*Set task*: Give the listing below again in full, exactly as written.

*Input for this task*:

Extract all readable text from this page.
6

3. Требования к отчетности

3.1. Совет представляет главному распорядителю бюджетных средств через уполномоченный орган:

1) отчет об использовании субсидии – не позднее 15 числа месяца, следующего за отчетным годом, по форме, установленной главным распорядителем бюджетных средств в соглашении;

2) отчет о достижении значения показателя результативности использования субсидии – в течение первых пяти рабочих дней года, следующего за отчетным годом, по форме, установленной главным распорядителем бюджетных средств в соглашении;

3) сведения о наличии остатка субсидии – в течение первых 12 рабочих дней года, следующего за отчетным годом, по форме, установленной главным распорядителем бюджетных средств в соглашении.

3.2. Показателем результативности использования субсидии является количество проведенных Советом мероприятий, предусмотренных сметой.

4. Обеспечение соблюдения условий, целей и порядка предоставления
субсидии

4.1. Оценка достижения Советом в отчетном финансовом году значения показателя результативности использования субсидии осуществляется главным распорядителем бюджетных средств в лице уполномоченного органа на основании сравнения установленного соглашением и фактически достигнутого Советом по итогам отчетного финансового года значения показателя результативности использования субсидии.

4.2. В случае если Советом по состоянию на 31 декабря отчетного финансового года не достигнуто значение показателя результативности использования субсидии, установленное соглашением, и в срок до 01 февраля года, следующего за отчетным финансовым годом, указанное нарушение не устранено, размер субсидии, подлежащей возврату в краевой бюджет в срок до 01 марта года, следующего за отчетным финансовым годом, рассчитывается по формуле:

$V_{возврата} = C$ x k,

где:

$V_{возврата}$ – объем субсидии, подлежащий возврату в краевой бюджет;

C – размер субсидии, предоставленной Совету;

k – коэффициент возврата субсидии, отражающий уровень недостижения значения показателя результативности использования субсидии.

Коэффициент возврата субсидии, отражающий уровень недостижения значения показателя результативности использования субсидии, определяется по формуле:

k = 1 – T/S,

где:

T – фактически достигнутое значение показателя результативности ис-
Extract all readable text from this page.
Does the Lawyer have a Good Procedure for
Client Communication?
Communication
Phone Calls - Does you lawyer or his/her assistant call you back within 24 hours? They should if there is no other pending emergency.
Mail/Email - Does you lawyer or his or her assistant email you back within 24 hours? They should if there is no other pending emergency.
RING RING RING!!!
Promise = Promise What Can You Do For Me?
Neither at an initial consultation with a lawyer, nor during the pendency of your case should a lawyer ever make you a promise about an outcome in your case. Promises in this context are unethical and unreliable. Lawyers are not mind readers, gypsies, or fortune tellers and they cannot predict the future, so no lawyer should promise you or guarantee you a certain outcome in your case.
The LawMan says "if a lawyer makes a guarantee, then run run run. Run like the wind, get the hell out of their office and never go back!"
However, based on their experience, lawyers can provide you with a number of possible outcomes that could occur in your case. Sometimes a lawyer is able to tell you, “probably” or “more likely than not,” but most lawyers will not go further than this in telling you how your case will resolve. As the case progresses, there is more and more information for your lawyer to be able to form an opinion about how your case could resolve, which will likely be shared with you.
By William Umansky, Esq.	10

*Task solution*:
Extract all readable text from this page.
6

3. Требования к отчетности

3.1. Совет представляет главному распорядителю бюджетных средств через уполномоченный орган:

1) отчет об использовании субсидии – не позднее 15 числа месяца, следующего за отчетным годом, по форме, установленной главным распорядителем бюджетных средств в соглашении;

2) отчет о достижении значения показателя результативности использования субсидии – в течение первых пяти рабочих дней года, следующего за отчетным годом, по форме, установленной главным распорядителем бюджетных средств в соглашении;

3) сведения о наличии остатка субсидии – в течение первых 12 рабочих дней года, следующего за отчетным годом, по форме, установленной главным распорядителем бюджетных средств в соглашении.

3.2. Показателем результативности использования субсидии является количество проведенных Советом мероприятий, предусмотренных сметой.

4. Обеспечение соблюдения условий, целей и порядка предоставления
субсидии

4.1. Оценка достижения Советом в отчетном финансовом году значения показателя результативности использования субсидии осуществляется главным распорядителем бюджетных средств в лице уполномоченного органа на основании сравнения установленного соглашением и фактически достигнутого Советом по итогам отчетного финансового года значения показателя результативности использования субсидии.

4.2. В случае если Советом по состоянию на 31 декабря отчетного финансового года не достигнуто значение показателя результативности использования субсидии, установленное соглашением, и в срок до 01 февраля года, следующего за отчетным финансовым годом, указанное нарушение не устранено, размер субсидии, подлежащей возврату в краевой бюджет в срок до 01 марта года, следующего за отчетным финансовым годом, рассчитывается по формуле:

$V_{возврата} = C$ x k,

где:

$V_{возврата}$ – объем субсидии, подлежащий возврату в краевой бюджет;

C – размер субсидии, предоставленной Совету;

k – коэффициент возврата субсидии, отражающий уровень недостижения значения показателя результативности использования субсидии.

Коэффициент возврата субсидии, отражающий уровень недостижения значения показателя результативности использования субсидии, определяется по формуле:

k = 1 – T/S,

где:

T – фактически достигнутое значение показателя результативности ис-
Extract all readable text from this page.
Does the Lawyer have a Good Procedure for
Client Communication?
Communication
Phone Calls - Does you lawyer or his/her assistant call you back within 24 hours? They should if there is no other pending emergency.
Mail/Email - Does you lawyer or his or her assistant email you back within 24 hours? They should if there is no other pending emergency.
RING RING RING!!!
Promise = Promise What Can You Do For Me?
Neither at an initial consultation with a lawyer, nor during the pendency of your case should a lawyer ever make you a promise about an outcome in your case. Promises in this context are unethical and unreliable. Lawyers are not mind readers, gypsies, or fortune tellers and they cannot predict the future, so no lawyer should promise you or guarantee you a certain outcome in your case.
The LawMan says "if a lawyer makes a guarantee, then run run run. Run like the wind, get the hell out of their office and never go back!"
However, based on their experience, lawyers can provide you with a number of possible outcomes that could occur in your case. Sometimes a lawyer is able to tell you, “probably” or “more likely than not,” but most lawyers will not go further than this in telling you how your case will resolve. As the case progresses, there is more and more information for your lawyer to be able to form an opinion about how your case could resolve, which will likely be shared with you.
By William Umansky, Esq.	10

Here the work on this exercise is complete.